*** RECORDS SHOWN

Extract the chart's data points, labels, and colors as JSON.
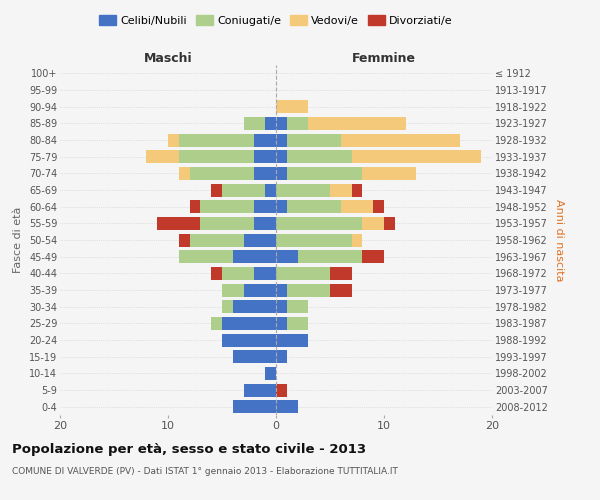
{
  "age_groups": [
    "0-4",
    "5-9",
    "10-14",
    "15-19",
    "20-24",
    "25-29",
    "30-34",
    "35-39",
    "40-44",
    "45-49",
    "50-54",
    "55-59",
    "60-64",
    "65-69",
    "70-74",
    "75-79",
    "80-84",
    "85-89",
    "90-94",
    "95-99",
    "100+"
  ],
  "birth_years": [
    "2008-2012",
    "2003-2007",
    "1998-2002",
    "1993-1997",
    "1988-1992",
    "1983-1987",
    "1978-1982",
    "1973-1977",
    "1968-1972",
    "1963-1967",
    "1958-1962",
    "1953-1957",
    "1948-1952",
    "1943-1947",
    "1938-1942",
    "1933-1937",
    "1928-1932",
    "1923-1927",
    "1918-1922",
    "1913-1917",
    "≤ 1912"
  ],
  "males": {
    "celibi": [
      4,
      3,
      1,
      4,
      5,
      5,
      4,
      3,
      2,
      4,
      3,
      2,
      2,
      1,
      2,
      2,
      2,
      1,
      0,
      0,
      0
    ],
    "coniugati": [
      0,
      0,
      0,
      0,
      0,
      1,
      1,
      2,
      3,
      5,
      5,
      5,
      5,
      4,
      6,
      7,
      7,
      2,
      0,
      0,
      0
    ],
    "vedovi": [
      0,
      0,
      0,
      0,
      0,
      0,
      0,
      0,
      0,
      0,
      0,
      0,
      0,
      0,
      1,
      3,
      1,
      0,
      0,
      0,
      0
    ],
    "divorziati": [
      0,
      0,
      0,
      0,
      0,
      0,
      0,
      0,
      1,
      0,
      1,
      4,
      1,
      1,
      0,
      0,
      0,
      0,
      0,
      0,
      0
    ]
  },
  "females": {
    "nubili": [
      2,
      0,
      0,
      1,
      3,
      1,
      1,
      1,
      0,
      2,
      0,
      0,
      1,
      0,
      1,
      1,
      1,
      1,
      0,
      0,
      0
    ],
    "coniugate": [
      0,
      0,
      0,
      0,
      0,
      2,
      2,
      4,
      5,
      6,
      7,
      8,
      5,
      5,
      7,
      6,
      5,
      2,
      0,
      0,
      0
    ],
    "vedove": [
      0,
      0,
      0,
      0,
      0,
      0,
      0,
      0,
      0,
      0,
      1,
      2,
      3,
      2,
      5,
      12,
      11,
      9,
      3,
      0,
      0
    ],
    "divorziate": [
      0,
      1,
      0,
      0,
      0,
      0,
      0,
      2,
      2,
      2,
      0,
      1,
      1,
      1,
      0,
      0,
      0,
      0,
      0,
      0,
      0
    ]
  },
  "colors": {
    "celibi_nubili": "#4472C4",
    "coniugati_e": "#AECF8C",
    "vedovi_e": "#F5C97A",
    "divorziati_e": "#C0392B"
  },
  "title": "Popolazione per età, sesso e stato civile - 2013",
  "subtitle": "COMUNE DI VALVERDE (PV) - Dati ISTAT 1° gennaio 2013 - Elaborazione TUTTITALIA.IT",
  "xlabel_left": "Maschi",
  "xlabel_right": "Femmine",
  "ylabel": "Fasce di età",
  "ylabel_right": "Anni di nascita",
  "legend_labels": [
    "Celibi/Nubili",
    "Coniugati/e",
    "Vedovi/e",
    "Divorziati/e"
  ],
  "xlim": 20,
  "background_color": "#f5f5f5"
}
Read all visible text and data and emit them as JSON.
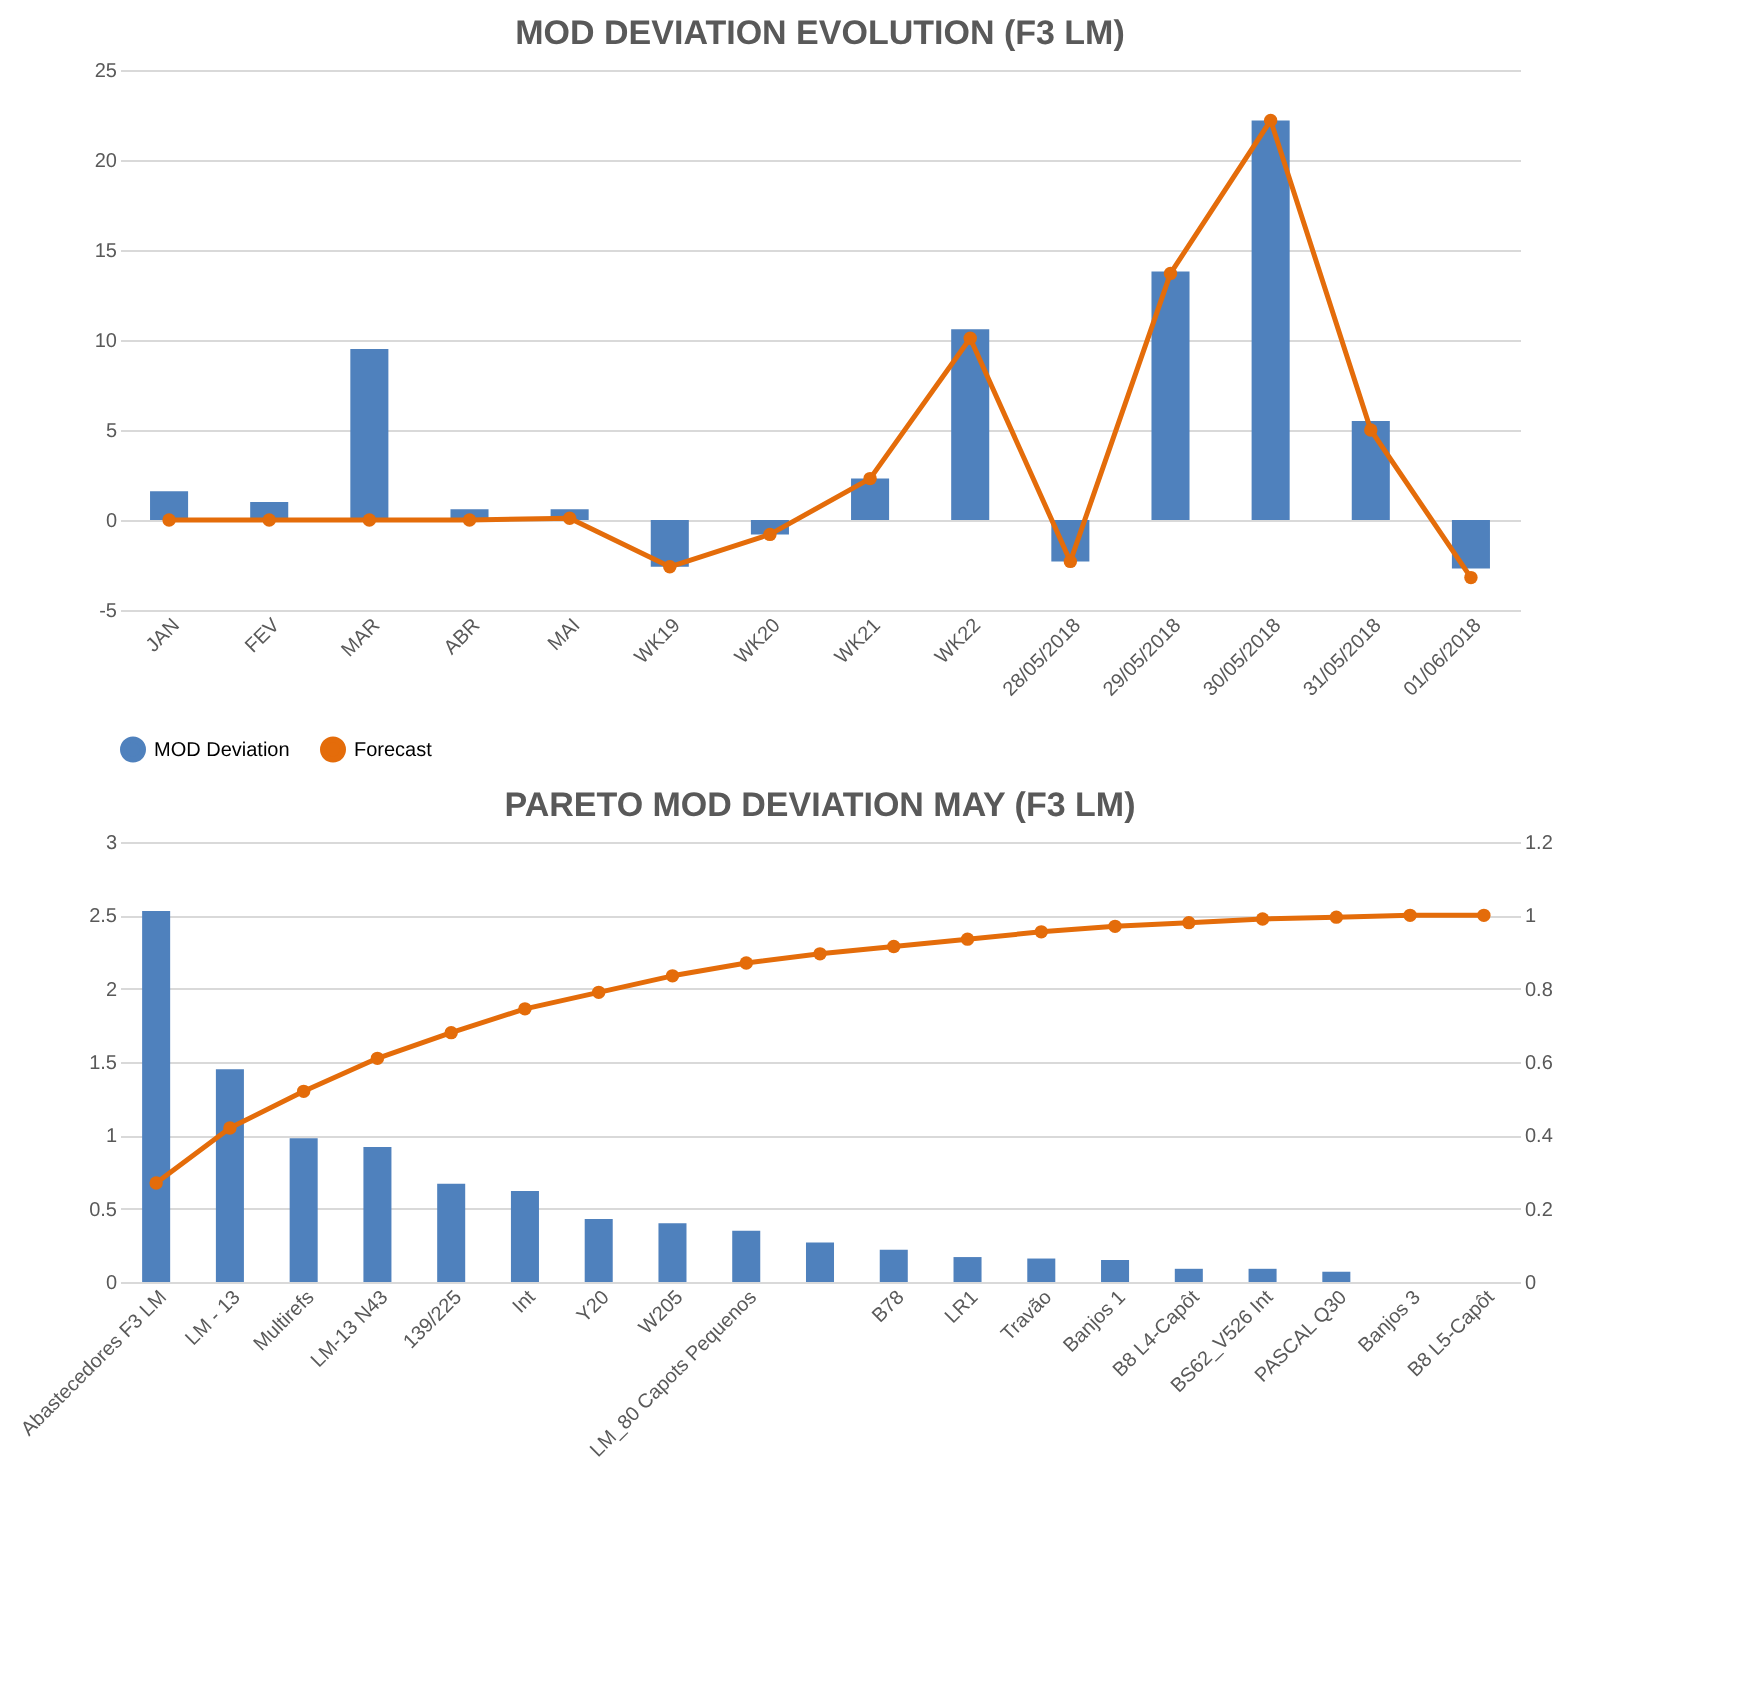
{
  "chart_data": [
    {
      "type": "bar",
      "title": "MOD DEVIATION EVOLUTION (F3 LM)",
      "categories": [
        "JAN",
        "FEV",
        "MAR",
        "ABR",
        "MAI",
        "WK19",
        "WK20",
        "WK21",
        "WK22",
        "28/05/2018",
        "29/05/2018",
        "30/05/2018",
        "31/05/2018",
        "01/06/2018"
      ],
      "series": [
        {
          "name": "MOD Deviation",
          "color": "#4f81bd",
          "values": [
            1.6,
            1.0,
            9.5,
            0.6,
            0.6,
            -2.6,
            -0.8,
            2.3,
            10.6,
            -2.3,
            13.8,
            22.2,
            5.5,
            -2.7
          ]
        },
        {
          "name": "Forecast",
          "type": "line",
          "color": "#e46c0a",
          "marker": "circle",
          "values": [
            0,
            0,
            0,
            0,
            0.1,
            -2.6,
            -0.8,
            2.3,
            10.1,
            -2.3,
            13.7,
            22.2,
            5.0,
            -3.2
          ]
        }
      ],
      "ylim": [
        -5,
        25
      ],
      "yticks": [
        -5,
        0,
        5,
        10,
        15,
        20,
        25
      ],
      "grid": "y",
      "legend": "bottom"
    },
    {
      "type": "bar",
      "title": "PARETO MOD DEVIATION MAY (F3 LM)",
      "categories": [
        "Abastecedores F3 LM",
        "LM - 13",
        "Multirefs",
        "LM-13 N43",
        "139/225",
        "Int",
        "Y20",
        "W205",
        "LM_80 Capots Pequenos",
        null,
        "B78",
        "LR1",
        "Travão",
        "Banjos 1",
        "B8 L4-Capôt",
        "BS62_V526 Int",
        "PASCAL Q30",
        "Banjos 3",
        "B8 L5-Capôt"
      ],
      "series": [
        {
          "color": "#4f81bd",
          "values": [
            2.53,
            1.45,
            0.98,
            0.92,
            0.67,
            0.62,
            0.43,
            0.4,
            0.35,
            0.27,
            0.22,
            0.17,
            0.16,
            0.15,
            0.09,
            0.09,
            0.07,
            0,
            0
          ]
        },
        {
          "type": "line",
          "axis": "y2",
          "color": "#e46c0a",
          "marker": "circle",
          "values": [
            0.27,
            0.42,
            0.52,
            0.61,
            0.68,
            0.745,
            0.79,
            0.835,
            0.87,
            0.895,
            0.915,
            0.935,
            0.955,
            0.97,
            0.98,
            0.99,
            0.995,
            1.0,
            1.0
          ]
        }
      ],
      "ylim": [
        0,
        3
      ],
      "yticks": [
        0,
        0.5,
        1,
        1.5,
        2,
        2.5,
        3
      ],
      "y2lim": [
        0,
        1.2
      ],
      "y2ticks": [
        0,
        0.2,
        0.4,
        0.6,
        0.8,
        1,
        1.2
      ],
      "grid": "y",
      "legend": false
    }
  ]
}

******

**TASK GOAL**
What you return should match the records above word for word, minus the pictures.

**CORRECT RESULT**
Extract the chart's data points, labels, and colors as JSON.
{
  "age_groups": [
    "0-4",
    "5-9",
    "10-14",
    "15-19",
    "20-24",
    "25-29",
    "30-34",
    "35-39",
    "40-44",
    "45-49",
    "50-54",
    "55-59",
    "60-64",
    "65-69",
    "70-74",
    "75-79",
    "80-84",
    "85-89",
    "90-94",
    "95-99",
    "100+"
  ],
  "birth_years": [
    "2008-2012",
    "2003-2007",
    "1998-2002",
    "1993-1997",
    "1988-1992",
    "1983-1987",
    "1978-1982",
    "1973-1977",
    "1968-1972",
    "1963-1967",
    "1958-1962",
    "1953-1957",
    "1948-1952",
    "1943-1947",
    "1938-1942",
    "1933-1937",
    "1928-1932",
    "1923-1927",
    "1918-1922",
    "1913-1917",
    "≤ 1912"
  ],
  "males": {
    "celibi": [
      4,
      3,
      1,
      4,
      5,
      5,
      4,
      3,
      2,
      4,
      3,
      2,
      2,
      1,
      2,
      2,
      2,
      1,
      0,
      0,
      0
    ],
    "coniugati": [
      0,
      0,
      0,
      0,
      0,
      1,
      1,
      2,
      3,
      5,
      5,
      5,
      5,
      4,
      6,
      7,
      7,
      2,
      0,
      0,
      0
    ],
    "vedovi": [
      0,
      0,
      0,
      0,
      0,
      0,
      0,
      0,
      0,
      0,
      0,
      0,
      0,
      0,
      1,
      3,
      1,
      0,
      0,
      0,
      0
    ],
    "divorziati": [
      0,
      0,
      0,
      0,
      0,
      0,
      0,
      0,
      1,
      0,
      1,
      4,
      1,
      1,
      0,
      0,
      0,
      0,
      0,
      0,
      0
    ]
  },
  "females": {
    "nubili": [
      2,
      0,
      0,
      1,
      3,
      1,
      1,
      1,
      0,
      2,
      0,
      0,
      1,
      0,
      1,
      1,
      1,
      1,
      0,
      0,
      0
    ],
    "coniugate": [
      0,
      0,
      0,
      0,
      0,
      2,
      2,
      4,
      5,
      6,
      7,
      8,
      5,
      5,
      7,
      6,
      5,
      2,
      0,
      0,
      0
    ],
    "vedove": [
      0,
      0,
      0,
      0,
      0,
      0,
      0,
      0,
      0,
      0,
      1,
      2,
      3,
      2,
      5,
      12,
      11,
      9,
      3,
      0,
      0
    ],
    "divorziate": [
      0,
      1,
      0,
      0,
      0,
      0,
      0,
      2,
      2,
      2,
      0,
      1,
      1,
      1,
      0,
      0,
      0,
      0,
      0,
      0,
      0
    ]
  },
  "colors": {
    "celibi_nubili": "#4472C4",
    "coniugati_e": "#AECF8C",
    "vedovi_e": "#F5C97A",
    "divorziati_e": "#C0392B"
  },
  "title": "Popolazione per età, sesso e stato civile - 2013",
  "subtitle": "COMUNE DI VALVERDE (PV) - Dati ISTAT 1° gennaio 2013 - Elaborazione TUTTITALIA.IT",
  "xlabel_left": "Maschi",
  "xlabel_right": "Femmine",
  "ylabel": "Fasce di età",
  "ylabel_right": "Anni di nascita",
  "legend_labels": [
    "Celibi/Nubili",
    "Coniugati/e",
    "Vedovi/e",
    "Divorziati/e"
  ],
  "xlim": 20,
  "background_color": "#f5f5f5"
}
Read all visible text and data and emit them as JSON.
{
  "chart_data": [
    {
      "type": "bar",
      "title": "MOD DEVIATION EVOLUTION (F3 LM)",
      "categories": [
        "JAN",
        "FEV",
        "MAR",
        "ABR",
        "MAI",
        "WK19",
        "WK20",
        "WK21",
        "WK22",
        "28/05/2018",
        "29/05/2018",
        "30/05/2018",
        "31/05/2018",
        "01/06/2018"
      ],
      "series": [
        {
          "name": "MOD Deviation",
          "color": "#4f81bd",
          "values": [
            1.6,
            1.0,
            9.5,
            0.6,
            0.6,
            -2.6,
            -0.8,
            2.3,
            10.6,
            -2.3,
            13.8,
            22.2,
            5.5,
            -2.7
          ]
        },
        {
          "name": "Forecast",
          "type": "line",
          "color": "#e46c0a",
          "marker": "circle",
          "values": [
            0,
            0,
            0,
            0,
            0.1,
            -2.6,
            -0.8,
            2.3,
            10.1,
            -2.3,
            13.7,
            22.2,
            5.0,
            -3.2
          ]
        }
      ],
      "ylim": [
        -5,
        25
      ],
      "yticks": [
        -5,
        0,
        5,
        10,
        15,
        20,
        25
      ],
      "grid": "y",
      "legend": "bottom"
    },
    {
      "type": "bar",
      "title": "PARETO MOD DEVIATION MAY (F3 LM)",
      "categories": [
        "Abastecedores F3 LM",
        "LM - 13",
        "Multirefs",
        "LM-13 N43",
        "139/225",
        "Int",
        "Y20",
        "W205",
        "LM_80 Capots Pequenos",
        null,
        "B78",
        "LR1",
        "Travão",
        "Banjos 1",
        "B8 L4-Capôt",
        "BS62_V526 Int",
        "PASCAL Q30",
        "Banjos 3",
        "B8 L5-Capôt"
      ],
      "series": [
        {
          "color": "#4f81bd",
          "values": [
            2.53,
            1.45,
            0.98,
            0.92,
            0.67,
            0.62,
            0.43,
            0.4,
            0.35,
            0.27,
            0.22,
            0.17,
            0.16,
            0.15,
            0.09,
            0.09,
            0.07,
            0,
            0
          ]
        },
        {
          "type": "line",
          "axis": "y2",
          "color": "#e46c0a",
          "marker": "circle",
          "values": [
            0.27,
            0.42,
            0.52,
            0.61,
            0.68,
            0.745,
            0.79,
            0.835,
            0.87,
            0.895,
            0.915,
            0.935,
            0.955,
            0.97,
            0.98,
            0.99,
            0.995,
            1.0,
            1.0
          ]
        }
      ],
      "ylim": [
        0,
        3
      ],
      "yticks": [
        0,
        0.5,
        1,
        1.5,
        2,
        2.5,
        3
      ],
      "y2lim": [
        0,
        1.2
      ],
      "y2ticks": [
        0,
        0.2,
        0.4,
        0.6,
        0.8,
        1,
        1.2
      ],
      "grid": "y",
      "legend": false
    }
  ]
}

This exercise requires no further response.